■ **SELECCIÓN**
● ● ● ● ●
La independencia del país más joven del mundo ha
despertado rencillas étnicas dejadas de lado pero jamás olvidadas
“En Sudán del Sur no hay pueblos. Los tukuls, las chozas familiares,
se levantan lo más distanciados posibles entre ellos, a menudo hay más de una
hora a pie entre un vecino y otro”, comenta una funcionaria de la Unión Europea
que trabaja en Yuba. “Durante la última guerra civil, vivir en comunidad
significaba ser atacado una y otra vez por los grupos armados así que la gente
decidió vivir lo más alejada posible para sobrevivir”. La guerra civil que
asoló Sudán del Sur entre 1983 y 2005 —fue la segunda puesto que hubo una
inicial de 1955 a 1972— ha marcado la vida cotidiana del país más joven de la
comunidad internacional. Desde que se desató la
violencia el pasado día 16, un cuarto de millón de personas han
emprendido de nuevo la huída intentando evitar a las diferentes facciones que
luchan entre sí.
Sudán del Sur obtuvo la
independencia de Sudán en junio de 2011 entre la euforia de sus ocho
millones de habitantes agotados tras 22 años de conflicto, dos millones de
muertos y casi un millón de refugiados y desplazados. La nueva nación es rica
en petróleo y tiene alguna de las tierras más fértiles de África pero es tan
subdesarrollada que cuenta apenas con 60 kilómetros de carreteras asfaltadas y
no tiene red eléctrica. Más del 70 % de sus ciudadanos tiene menos de 30 años
lo que significa que solo han conocido la guerra y menos de una cuarta parte de
la población sabe leer y escribir. Un caldo de cultivo peligroso para comenzar
una nueva andadura que en escasamente dos años y medio se ha topado con un
antiguo bache: la falta de visión conjunta de las más de 60 etnias que viven en
su territorio y el recurso a la violencia como primera opción.
● ● ● ● ●
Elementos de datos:
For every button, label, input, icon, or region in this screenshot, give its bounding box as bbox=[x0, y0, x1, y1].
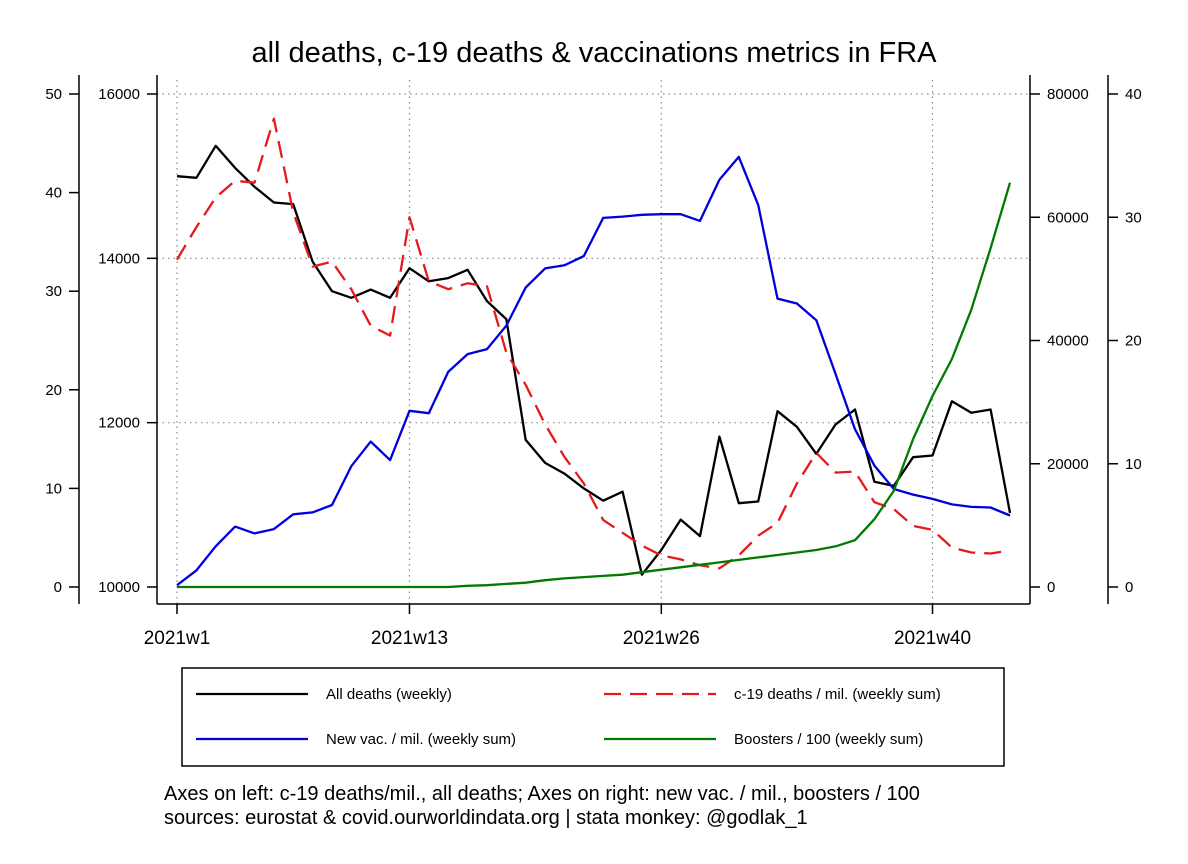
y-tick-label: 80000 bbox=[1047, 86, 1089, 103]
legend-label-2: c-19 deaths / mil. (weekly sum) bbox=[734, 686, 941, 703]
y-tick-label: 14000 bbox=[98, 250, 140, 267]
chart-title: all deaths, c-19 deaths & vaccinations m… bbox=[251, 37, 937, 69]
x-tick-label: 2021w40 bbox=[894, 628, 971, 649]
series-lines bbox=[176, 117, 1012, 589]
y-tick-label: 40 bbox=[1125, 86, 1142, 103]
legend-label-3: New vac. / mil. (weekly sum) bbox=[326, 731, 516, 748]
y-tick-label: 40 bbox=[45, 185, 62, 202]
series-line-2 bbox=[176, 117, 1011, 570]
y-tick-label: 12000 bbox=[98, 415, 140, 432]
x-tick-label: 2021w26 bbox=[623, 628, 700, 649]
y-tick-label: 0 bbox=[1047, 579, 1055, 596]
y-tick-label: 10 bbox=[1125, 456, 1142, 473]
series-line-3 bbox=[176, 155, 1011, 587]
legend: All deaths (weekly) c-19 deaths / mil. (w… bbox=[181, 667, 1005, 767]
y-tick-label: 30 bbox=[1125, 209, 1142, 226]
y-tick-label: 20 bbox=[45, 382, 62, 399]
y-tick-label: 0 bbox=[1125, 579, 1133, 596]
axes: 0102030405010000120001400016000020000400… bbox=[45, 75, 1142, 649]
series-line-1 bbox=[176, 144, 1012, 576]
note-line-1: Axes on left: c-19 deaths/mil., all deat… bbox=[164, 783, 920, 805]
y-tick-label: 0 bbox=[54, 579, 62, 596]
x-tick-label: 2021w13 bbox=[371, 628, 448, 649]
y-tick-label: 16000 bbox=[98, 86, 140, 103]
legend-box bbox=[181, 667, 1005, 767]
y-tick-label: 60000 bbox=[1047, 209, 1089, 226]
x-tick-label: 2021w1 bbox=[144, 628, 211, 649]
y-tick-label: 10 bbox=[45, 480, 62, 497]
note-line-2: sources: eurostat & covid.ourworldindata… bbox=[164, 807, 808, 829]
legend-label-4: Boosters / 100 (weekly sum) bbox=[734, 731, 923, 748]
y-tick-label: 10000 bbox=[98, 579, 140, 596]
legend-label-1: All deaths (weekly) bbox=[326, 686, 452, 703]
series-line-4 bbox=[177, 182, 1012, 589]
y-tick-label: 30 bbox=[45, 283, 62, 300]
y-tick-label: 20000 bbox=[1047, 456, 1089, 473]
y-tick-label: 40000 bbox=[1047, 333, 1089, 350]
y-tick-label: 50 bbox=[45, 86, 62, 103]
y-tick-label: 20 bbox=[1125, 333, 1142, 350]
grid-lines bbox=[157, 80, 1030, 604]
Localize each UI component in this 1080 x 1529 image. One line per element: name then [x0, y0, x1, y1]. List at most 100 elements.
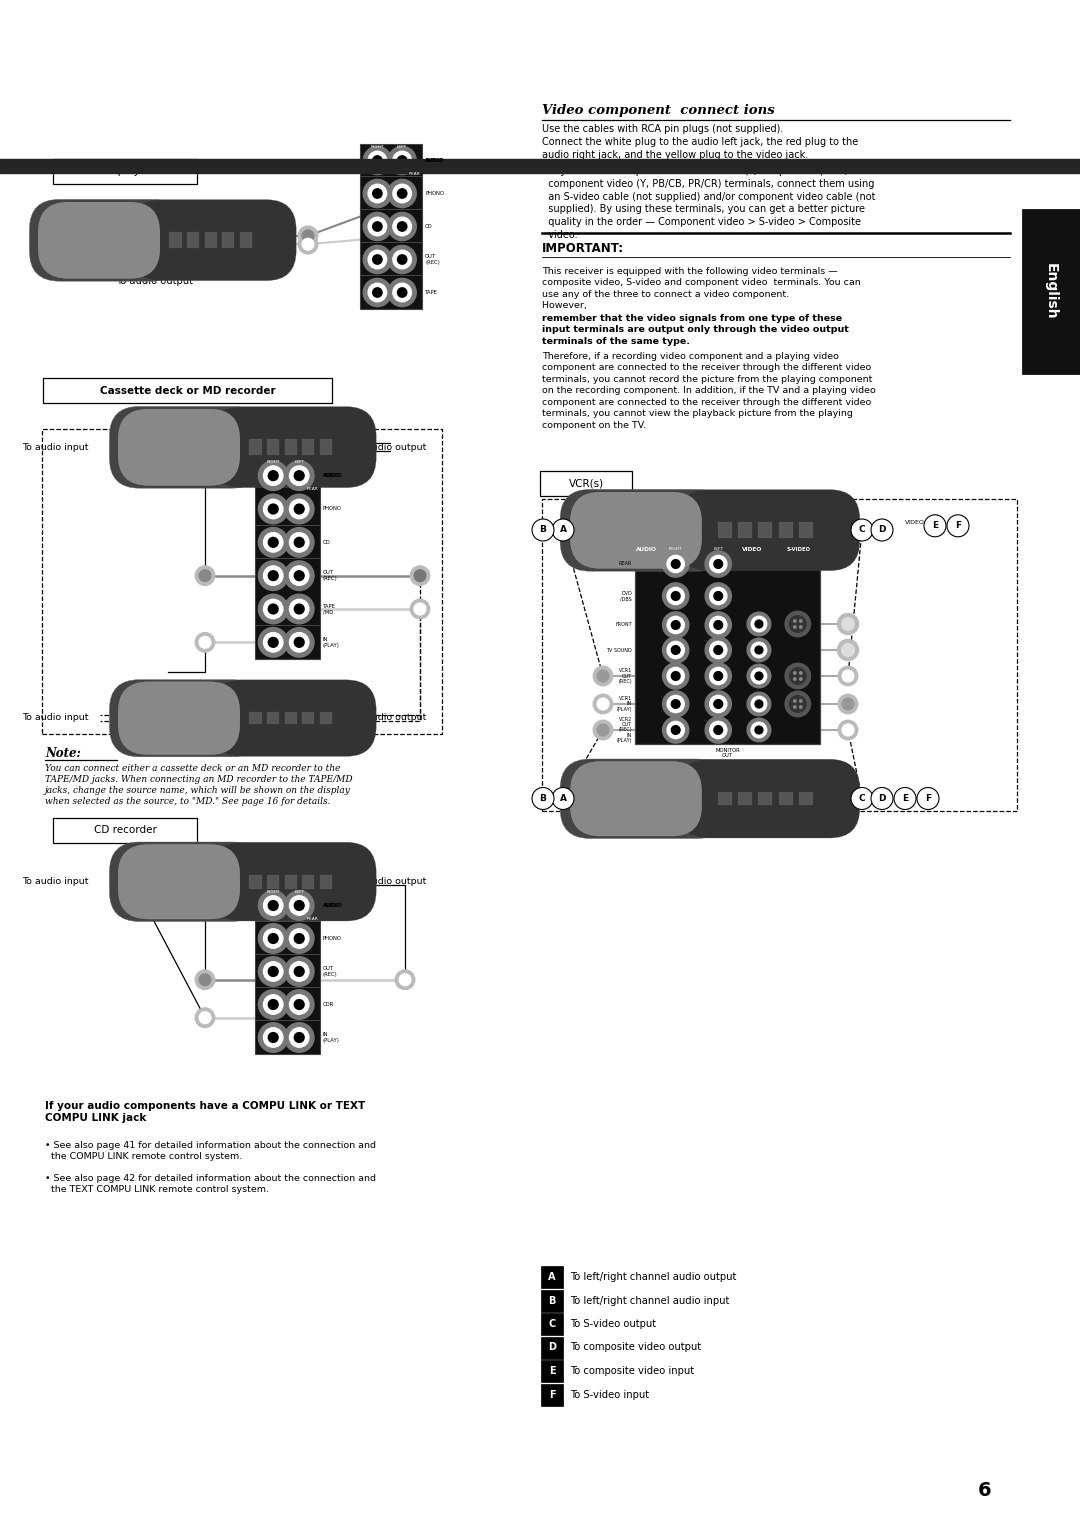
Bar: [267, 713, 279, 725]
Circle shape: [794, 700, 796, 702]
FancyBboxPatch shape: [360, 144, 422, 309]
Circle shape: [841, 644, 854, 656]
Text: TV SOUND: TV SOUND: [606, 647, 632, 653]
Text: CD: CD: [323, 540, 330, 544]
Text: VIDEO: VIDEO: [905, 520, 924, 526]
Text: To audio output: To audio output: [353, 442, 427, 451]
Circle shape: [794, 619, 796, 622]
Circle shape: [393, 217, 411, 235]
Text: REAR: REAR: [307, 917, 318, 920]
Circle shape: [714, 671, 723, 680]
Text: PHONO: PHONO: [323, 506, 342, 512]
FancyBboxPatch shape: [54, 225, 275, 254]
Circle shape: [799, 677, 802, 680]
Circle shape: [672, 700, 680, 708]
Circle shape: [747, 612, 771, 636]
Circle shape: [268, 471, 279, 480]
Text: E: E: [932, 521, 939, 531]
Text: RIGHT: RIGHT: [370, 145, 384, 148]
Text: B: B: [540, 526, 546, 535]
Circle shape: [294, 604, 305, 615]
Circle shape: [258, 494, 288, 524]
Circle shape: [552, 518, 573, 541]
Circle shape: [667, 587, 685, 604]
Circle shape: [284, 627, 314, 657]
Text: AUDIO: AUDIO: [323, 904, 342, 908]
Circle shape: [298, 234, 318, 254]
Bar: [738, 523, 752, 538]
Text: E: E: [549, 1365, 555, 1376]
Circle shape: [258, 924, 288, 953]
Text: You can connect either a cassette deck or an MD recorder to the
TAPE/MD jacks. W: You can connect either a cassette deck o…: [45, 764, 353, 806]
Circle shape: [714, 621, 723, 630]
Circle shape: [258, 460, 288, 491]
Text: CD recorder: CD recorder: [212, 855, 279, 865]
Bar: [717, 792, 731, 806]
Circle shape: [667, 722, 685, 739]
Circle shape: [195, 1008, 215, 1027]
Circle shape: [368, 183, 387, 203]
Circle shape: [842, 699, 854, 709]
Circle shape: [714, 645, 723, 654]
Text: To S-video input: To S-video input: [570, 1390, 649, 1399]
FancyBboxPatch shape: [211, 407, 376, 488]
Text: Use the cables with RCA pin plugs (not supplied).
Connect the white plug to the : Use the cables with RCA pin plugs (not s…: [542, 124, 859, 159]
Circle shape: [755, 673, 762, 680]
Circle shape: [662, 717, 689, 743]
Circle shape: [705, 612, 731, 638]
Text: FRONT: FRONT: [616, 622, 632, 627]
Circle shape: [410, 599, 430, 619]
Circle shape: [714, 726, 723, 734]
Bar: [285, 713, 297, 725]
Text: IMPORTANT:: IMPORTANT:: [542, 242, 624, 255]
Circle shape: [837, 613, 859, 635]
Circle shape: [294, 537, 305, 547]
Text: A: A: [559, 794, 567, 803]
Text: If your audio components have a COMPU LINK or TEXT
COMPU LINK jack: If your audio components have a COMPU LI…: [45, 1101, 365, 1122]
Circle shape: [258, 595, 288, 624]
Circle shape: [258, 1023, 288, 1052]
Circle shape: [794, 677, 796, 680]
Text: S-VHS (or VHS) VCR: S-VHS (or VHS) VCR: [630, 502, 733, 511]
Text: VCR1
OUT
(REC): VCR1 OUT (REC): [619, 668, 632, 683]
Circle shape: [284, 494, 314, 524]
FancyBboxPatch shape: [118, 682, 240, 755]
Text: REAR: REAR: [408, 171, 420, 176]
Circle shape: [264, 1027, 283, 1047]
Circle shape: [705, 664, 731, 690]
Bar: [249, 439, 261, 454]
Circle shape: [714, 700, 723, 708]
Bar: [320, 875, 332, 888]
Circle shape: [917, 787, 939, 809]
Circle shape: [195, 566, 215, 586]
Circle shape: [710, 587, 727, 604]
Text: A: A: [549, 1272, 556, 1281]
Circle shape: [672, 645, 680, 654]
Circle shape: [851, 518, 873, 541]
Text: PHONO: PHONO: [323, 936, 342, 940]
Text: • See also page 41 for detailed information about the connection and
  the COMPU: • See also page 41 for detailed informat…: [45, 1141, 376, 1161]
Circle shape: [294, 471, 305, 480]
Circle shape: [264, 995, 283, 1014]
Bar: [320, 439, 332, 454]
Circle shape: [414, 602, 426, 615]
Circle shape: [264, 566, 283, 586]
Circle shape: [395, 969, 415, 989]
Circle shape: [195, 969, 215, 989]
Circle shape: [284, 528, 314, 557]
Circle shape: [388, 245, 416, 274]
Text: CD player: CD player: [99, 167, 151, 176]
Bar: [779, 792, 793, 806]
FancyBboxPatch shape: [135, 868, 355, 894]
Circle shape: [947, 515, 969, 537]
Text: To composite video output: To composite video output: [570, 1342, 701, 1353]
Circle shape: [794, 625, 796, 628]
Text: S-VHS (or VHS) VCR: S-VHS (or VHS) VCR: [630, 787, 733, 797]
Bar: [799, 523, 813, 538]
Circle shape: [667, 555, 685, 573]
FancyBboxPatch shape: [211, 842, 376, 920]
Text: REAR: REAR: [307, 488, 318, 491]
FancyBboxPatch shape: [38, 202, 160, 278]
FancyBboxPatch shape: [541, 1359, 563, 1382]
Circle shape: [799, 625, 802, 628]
● ● ● ● ●
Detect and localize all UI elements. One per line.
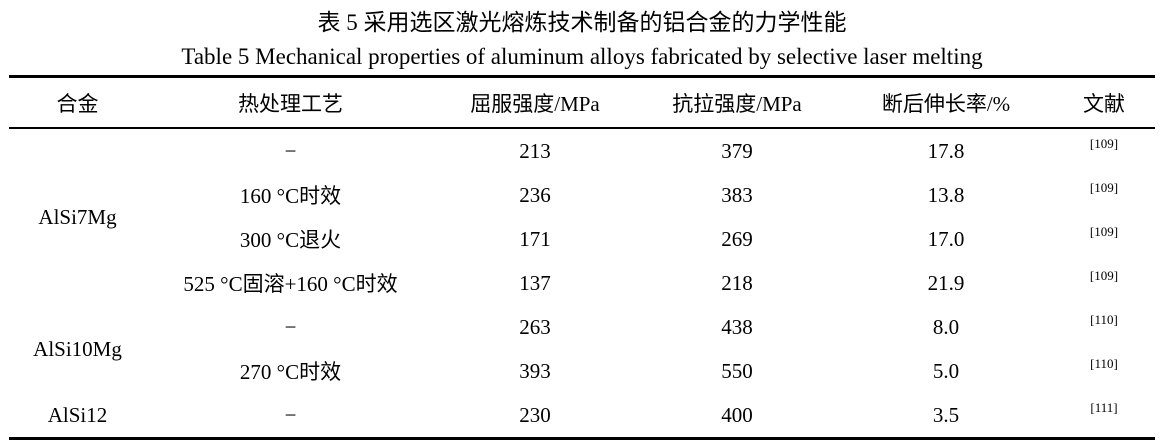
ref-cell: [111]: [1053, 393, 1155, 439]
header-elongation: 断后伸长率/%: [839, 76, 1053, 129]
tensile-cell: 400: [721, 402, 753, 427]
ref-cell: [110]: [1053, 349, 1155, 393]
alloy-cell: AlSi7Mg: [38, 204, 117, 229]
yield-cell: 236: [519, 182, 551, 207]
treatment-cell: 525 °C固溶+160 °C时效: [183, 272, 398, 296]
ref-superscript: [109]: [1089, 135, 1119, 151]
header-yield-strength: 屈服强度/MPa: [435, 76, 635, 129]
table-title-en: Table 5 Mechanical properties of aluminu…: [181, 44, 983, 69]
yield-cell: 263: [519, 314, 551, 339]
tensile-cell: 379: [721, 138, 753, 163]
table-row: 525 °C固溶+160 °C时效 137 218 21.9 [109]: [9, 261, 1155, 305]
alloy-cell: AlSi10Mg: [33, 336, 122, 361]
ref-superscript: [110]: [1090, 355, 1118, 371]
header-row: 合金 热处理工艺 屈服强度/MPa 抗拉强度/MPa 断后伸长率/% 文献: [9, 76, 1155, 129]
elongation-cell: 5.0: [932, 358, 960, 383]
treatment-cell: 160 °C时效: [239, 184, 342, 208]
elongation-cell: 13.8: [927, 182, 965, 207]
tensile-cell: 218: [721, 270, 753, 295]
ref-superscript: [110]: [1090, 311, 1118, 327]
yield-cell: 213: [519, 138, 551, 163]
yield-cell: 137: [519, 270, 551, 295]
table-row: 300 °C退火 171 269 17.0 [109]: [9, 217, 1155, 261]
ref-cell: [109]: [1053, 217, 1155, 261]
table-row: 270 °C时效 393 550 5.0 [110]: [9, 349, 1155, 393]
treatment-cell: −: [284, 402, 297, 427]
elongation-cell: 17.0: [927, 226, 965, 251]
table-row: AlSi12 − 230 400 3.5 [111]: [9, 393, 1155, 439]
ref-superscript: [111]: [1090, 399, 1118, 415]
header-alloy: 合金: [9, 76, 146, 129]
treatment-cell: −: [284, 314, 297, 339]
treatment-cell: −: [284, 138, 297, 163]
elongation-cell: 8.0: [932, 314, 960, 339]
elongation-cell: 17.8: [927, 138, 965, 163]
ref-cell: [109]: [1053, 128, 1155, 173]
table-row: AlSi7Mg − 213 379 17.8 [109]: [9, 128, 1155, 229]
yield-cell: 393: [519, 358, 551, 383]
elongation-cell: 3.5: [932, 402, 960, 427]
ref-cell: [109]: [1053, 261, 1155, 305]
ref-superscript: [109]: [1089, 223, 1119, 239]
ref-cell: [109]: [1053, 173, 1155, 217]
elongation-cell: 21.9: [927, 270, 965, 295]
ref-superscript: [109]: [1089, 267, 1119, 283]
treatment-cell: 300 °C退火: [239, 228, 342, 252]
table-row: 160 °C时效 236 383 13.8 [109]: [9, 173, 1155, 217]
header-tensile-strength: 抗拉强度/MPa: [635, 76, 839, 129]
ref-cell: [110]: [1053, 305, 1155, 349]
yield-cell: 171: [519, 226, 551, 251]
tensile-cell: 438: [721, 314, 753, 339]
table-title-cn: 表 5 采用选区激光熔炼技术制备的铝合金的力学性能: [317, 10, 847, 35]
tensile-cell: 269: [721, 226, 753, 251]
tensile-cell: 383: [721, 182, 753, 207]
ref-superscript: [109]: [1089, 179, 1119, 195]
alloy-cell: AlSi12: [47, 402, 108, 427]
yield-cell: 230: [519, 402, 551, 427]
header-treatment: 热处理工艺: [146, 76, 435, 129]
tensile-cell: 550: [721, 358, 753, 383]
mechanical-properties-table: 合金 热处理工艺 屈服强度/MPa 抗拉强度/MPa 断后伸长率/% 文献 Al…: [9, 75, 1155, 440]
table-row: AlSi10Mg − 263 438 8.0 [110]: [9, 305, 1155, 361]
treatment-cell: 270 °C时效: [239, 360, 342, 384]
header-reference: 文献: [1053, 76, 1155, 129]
● ● ● ● ●
■ **DETALLES DEL PROBLEMA**
Devuelve, por favor, el texto sobre Sudán del Sur completo y sin ningún cambio. Trabaja solo con el texto sobre Sudán del Sur, sin recurrir al material.

■ **RESPUESTA**
La independencia del país más joven del mundo ha
despertado rencillas étnicas dejadas de lado pero jamás olvidadas
“En Sudán del Sur no hay pueblos. Los tukuls, las chozas familiares,
se levantan lo más distanciados posibles entre ellos, a menudo hay más de una
hora a pie entre un vecino y otro”, comenta una funcionaria de la Unión Europea
que trabaja en Yuba. “Durante la última guerra civil, vivir en comunidad
significaba ser atacado una y otra vez por los grupos armados así que la gente
decidió vivir lo más alejada posible para sobrevivir”. La guerra civil que
asoló Sudán del Sur entre 1983 y 2005 —fue la segunda puesto que hubo una
inicial de 1955 a 1972— ha marcado la vida cotidiana del país más joven de la
comunidad internacional. Desde que se desató la
violencia el pasado día 16, un cuarto de millón de personas han
emprendido de nuevo la huída intentando evitar a las diferentes facciones que
luchan entre sí.
Sudán del Sur obtuvo la
independencia de Sudán en junio de 2011 entre la euforia de sus ocho
millones de habitantes agotados tras 22 años de conflicto, dos millones de
muertos y casi un millón de refugiados y desplazados. La nueva nación es rica
en petróleo y tiene alguna de las tierras más fértiles de África pero es tan
subdesarrollada que cuenta apenas con 60 kilómetros de carreteras asfaltadas y
no tiene red eléctrica. Más del 70 % de sus ciudadanos tiene menos de 30 años
lo que significa que solo han conocido la guerra y menos de una cuarta parte de
la población sabe leer y escribir. Un caldo de cultivo peligroso para comenzar
una nueva andadura que en escasamente dos años y medio se ha topado con un
antiguo bache: la falta de visión conjunta de las más de 60 etnias que viven en
su territorio y el recurso a la violencia como primera opción.